====== TASK DATA ======
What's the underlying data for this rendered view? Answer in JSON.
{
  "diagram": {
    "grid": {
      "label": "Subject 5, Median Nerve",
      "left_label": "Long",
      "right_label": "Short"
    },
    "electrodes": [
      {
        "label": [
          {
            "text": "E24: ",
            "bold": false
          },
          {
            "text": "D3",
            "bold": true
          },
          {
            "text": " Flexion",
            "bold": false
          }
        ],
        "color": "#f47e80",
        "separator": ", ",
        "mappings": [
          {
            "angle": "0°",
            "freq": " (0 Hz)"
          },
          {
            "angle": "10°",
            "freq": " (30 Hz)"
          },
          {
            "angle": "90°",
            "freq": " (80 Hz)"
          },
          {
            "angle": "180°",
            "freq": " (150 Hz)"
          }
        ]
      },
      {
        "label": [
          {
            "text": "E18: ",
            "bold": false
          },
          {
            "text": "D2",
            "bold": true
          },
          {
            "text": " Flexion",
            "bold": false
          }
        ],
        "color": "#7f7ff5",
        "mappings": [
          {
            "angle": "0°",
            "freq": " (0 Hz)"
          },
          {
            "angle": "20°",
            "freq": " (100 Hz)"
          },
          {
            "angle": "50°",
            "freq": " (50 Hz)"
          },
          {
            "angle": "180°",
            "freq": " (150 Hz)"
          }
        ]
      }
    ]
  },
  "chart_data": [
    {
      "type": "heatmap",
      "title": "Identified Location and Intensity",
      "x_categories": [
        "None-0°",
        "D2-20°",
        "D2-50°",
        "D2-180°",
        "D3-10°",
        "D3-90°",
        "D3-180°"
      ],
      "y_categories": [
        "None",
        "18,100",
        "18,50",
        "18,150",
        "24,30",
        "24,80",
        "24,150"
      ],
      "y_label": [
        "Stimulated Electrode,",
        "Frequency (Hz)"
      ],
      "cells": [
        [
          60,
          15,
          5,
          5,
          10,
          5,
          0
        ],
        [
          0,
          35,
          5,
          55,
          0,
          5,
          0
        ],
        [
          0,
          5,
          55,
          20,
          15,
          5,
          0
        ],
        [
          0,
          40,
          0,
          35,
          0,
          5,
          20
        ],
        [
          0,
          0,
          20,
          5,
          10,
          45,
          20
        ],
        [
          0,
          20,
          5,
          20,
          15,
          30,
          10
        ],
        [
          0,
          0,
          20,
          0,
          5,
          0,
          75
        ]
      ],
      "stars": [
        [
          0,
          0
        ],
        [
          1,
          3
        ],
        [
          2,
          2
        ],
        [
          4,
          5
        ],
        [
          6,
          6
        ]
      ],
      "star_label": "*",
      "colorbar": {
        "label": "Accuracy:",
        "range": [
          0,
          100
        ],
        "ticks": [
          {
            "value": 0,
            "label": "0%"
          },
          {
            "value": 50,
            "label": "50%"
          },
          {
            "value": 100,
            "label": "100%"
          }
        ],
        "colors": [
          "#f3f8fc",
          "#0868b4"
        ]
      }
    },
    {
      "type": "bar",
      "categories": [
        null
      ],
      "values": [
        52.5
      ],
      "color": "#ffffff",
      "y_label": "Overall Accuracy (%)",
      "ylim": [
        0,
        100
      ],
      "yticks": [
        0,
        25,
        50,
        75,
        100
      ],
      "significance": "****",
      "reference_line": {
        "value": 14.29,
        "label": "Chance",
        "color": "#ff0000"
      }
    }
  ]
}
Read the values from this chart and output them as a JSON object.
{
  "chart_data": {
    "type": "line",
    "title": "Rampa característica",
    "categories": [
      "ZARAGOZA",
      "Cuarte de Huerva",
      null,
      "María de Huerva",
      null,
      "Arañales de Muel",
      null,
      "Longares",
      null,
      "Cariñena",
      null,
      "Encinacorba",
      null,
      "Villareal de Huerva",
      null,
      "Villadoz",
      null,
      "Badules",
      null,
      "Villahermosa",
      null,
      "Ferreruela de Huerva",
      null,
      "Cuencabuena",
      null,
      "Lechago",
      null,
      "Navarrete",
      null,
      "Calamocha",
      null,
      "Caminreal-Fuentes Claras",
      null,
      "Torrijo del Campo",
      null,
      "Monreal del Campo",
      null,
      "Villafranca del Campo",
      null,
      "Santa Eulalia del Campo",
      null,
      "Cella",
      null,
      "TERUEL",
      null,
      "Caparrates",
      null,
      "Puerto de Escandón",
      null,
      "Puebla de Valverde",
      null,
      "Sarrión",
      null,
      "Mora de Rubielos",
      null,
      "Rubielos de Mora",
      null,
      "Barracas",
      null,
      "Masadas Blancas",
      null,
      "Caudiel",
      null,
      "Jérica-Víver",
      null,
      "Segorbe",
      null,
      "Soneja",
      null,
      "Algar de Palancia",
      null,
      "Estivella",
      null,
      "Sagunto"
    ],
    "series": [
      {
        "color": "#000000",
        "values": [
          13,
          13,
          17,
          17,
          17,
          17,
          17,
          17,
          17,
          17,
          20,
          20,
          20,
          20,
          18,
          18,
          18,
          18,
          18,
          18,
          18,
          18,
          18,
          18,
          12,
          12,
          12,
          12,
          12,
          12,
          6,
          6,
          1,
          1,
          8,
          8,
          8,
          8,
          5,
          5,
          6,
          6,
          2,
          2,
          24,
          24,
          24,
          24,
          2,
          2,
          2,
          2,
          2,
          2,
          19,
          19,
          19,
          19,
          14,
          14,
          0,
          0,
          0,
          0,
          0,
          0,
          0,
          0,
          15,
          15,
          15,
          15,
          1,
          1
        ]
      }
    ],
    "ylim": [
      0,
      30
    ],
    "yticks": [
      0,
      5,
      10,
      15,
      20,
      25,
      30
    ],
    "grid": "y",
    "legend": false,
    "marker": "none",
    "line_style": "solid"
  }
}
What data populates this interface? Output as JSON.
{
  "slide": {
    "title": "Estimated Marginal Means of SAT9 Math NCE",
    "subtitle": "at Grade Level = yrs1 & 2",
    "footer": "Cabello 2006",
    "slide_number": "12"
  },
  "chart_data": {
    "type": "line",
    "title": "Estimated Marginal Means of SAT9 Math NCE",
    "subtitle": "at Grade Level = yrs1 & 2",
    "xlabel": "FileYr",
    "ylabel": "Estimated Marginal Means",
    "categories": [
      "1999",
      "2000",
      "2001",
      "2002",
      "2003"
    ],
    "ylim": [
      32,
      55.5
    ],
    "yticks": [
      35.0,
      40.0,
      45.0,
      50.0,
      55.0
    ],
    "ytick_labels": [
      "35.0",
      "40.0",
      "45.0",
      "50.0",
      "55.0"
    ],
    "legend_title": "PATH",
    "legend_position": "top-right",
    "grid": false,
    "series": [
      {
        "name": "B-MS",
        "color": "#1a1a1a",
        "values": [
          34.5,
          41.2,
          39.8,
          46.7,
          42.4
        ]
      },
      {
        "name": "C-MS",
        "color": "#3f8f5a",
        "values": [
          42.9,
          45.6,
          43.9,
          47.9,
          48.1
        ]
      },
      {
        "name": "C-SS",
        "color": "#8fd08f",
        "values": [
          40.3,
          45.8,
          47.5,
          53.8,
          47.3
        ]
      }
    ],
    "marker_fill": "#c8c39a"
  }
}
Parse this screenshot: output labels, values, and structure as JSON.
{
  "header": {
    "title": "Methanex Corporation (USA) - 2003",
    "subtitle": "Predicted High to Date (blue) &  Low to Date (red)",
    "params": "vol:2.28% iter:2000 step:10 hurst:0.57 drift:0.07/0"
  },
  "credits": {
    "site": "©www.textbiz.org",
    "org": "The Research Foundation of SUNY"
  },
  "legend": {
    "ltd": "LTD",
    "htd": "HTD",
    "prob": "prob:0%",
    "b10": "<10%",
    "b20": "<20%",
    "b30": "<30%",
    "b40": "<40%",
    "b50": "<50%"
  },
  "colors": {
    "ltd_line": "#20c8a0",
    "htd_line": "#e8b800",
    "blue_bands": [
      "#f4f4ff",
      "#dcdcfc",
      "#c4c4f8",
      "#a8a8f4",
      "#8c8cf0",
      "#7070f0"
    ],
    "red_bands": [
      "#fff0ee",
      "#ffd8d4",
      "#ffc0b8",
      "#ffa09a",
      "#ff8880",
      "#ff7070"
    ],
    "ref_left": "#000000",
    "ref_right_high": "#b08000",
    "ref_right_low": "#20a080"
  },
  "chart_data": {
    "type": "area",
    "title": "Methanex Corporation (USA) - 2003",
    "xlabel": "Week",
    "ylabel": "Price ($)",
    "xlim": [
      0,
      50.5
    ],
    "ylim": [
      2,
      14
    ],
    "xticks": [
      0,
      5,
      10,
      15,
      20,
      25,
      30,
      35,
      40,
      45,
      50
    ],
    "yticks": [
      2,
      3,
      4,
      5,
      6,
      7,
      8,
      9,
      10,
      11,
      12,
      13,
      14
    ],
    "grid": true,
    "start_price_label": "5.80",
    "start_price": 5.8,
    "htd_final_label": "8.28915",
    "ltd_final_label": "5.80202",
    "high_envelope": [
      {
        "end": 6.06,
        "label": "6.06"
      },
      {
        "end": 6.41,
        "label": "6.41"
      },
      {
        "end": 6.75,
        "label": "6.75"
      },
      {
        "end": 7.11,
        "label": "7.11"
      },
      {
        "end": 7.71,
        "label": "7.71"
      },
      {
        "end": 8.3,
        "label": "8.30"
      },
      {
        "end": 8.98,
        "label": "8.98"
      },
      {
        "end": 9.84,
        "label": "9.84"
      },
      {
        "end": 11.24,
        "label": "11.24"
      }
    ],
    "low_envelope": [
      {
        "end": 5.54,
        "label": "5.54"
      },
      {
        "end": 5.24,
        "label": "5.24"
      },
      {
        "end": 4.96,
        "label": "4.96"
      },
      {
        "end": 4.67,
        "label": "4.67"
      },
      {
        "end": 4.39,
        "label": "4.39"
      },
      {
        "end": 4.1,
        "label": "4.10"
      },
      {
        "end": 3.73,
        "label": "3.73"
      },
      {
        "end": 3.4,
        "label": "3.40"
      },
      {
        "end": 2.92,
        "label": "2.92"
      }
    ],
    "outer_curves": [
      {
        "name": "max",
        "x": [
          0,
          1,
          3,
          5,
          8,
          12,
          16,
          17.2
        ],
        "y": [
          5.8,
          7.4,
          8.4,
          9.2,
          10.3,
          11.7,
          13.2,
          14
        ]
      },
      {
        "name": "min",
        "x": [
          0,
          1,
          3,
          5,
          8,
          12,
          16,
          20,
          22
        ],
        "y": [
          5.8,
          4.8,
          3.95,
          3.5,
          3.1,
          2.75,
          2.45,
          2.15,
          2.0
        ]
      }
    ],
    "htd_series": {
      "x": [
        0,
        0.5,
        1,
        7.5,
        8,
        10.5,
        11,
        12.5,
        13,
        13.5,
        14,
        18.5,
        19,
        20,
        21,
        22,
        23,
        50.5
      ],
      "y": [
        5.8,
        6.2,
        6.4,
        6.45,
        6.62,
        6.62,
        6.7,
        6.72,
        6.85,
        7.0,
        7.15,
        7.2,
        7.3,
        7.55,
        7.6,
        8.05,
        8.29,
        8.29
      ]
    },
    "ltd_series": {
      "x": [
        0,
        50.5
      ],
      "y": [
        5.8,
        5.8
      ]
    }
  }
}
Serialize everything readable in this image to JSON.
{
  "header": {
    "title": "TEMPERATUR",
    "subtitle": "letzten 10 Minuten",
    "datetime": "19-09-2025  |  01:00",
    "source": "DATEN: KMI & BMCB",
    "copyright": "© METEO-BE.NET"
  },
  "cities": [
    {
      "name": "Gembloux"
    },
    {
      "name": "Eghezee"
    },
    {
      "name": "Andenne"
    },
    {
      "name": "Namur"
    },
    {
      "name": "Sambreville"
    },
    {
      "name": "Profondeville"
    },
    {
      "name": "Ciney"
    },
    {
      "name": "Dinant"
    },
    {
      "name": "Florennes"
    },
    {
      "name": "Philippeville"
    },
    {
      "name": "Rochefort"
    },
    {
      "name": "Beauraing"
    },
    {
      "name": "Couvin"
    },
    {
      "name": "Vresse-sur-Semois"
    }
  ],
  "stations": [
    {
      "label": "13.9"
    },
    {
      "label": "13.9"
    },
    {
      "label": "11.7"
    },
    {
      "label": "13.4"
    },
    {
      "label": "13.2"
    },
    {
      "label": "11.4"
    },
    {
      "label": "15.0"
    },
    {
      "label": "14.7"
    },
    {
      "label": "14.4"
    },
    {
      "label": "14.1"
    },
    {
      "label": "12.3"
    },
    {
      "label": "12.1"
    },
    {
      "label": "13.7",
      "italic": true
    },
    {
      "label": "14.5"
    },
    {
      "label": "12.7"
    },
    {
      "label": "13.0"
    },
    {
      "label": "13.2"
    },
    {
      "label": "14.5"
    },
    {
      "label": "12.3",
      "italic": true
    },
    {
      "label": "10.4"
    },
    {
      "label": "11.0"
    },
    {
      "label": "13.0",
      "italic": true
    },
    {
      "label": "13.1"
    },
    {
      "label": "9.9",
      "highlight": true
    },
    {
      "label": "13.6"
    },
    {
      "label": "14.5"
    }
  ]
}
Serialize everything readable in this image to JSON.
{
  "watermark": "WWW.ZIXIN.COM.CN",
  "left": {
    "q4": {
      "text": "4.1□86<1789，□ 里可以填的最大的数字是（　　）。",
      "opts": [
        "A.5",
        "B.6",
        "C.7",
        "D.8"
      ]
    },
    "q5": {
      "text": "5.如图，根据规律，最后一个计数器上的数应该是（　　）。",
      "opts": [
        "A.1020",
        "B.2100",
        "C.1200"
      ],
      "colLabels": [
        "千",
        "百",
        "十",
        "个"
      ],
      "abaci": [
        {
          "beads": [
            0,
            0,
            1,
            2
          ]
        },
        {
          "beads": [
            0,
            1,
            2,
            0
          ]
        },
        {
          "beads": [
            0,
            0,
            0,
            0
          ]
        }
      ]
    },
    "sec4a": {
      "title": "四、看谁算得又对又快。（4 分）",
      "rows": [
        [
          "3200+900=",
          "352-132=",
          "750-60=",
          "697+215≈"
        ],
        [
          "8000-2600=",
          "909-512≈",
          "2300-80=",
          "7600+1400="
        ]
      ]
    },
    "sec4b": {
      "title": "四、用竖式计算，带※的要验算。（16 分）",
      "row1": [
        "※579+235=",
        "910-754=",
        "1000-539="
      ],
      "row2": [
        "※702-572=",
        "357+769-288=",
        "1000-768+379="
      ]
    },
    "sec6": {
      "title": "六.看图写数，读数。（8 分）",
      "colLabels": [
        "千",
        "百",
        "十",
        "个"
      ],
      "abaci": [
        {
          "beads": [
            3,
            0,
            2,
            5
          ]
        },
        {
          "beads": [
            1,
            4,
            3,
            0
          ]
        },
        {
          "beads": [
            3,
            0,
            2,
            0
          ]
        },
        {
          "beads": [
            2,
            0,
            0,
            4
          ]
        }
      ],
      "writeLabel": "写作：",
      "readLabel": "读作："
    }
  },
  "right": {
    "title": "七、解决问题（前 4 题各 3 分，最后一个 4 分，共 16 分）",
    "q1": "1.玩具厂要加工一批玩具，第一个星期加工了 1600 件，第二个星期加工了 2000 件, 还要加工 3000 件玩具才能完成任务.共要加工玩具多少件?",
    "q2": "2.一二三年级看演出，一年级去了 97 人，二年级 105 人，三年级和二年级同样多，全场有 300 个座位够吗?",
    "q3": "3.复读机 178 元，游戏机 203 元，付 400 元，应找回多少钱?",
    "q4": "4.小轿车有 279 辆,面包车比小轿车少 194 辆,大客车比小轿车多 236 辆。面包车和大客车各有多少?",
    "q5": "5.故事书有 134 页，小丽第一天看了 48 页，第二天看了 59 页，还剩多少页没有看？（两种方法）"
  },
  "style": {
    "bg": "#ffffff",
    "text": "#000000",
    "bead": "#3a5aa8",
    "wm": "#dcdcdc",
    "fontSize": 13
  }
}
======
**PROBLEM TO WORK ON:** Count every line in the preceding entries where the string "JSON" appears, then state only the total.

**EXPECTED OUTPUT:** 6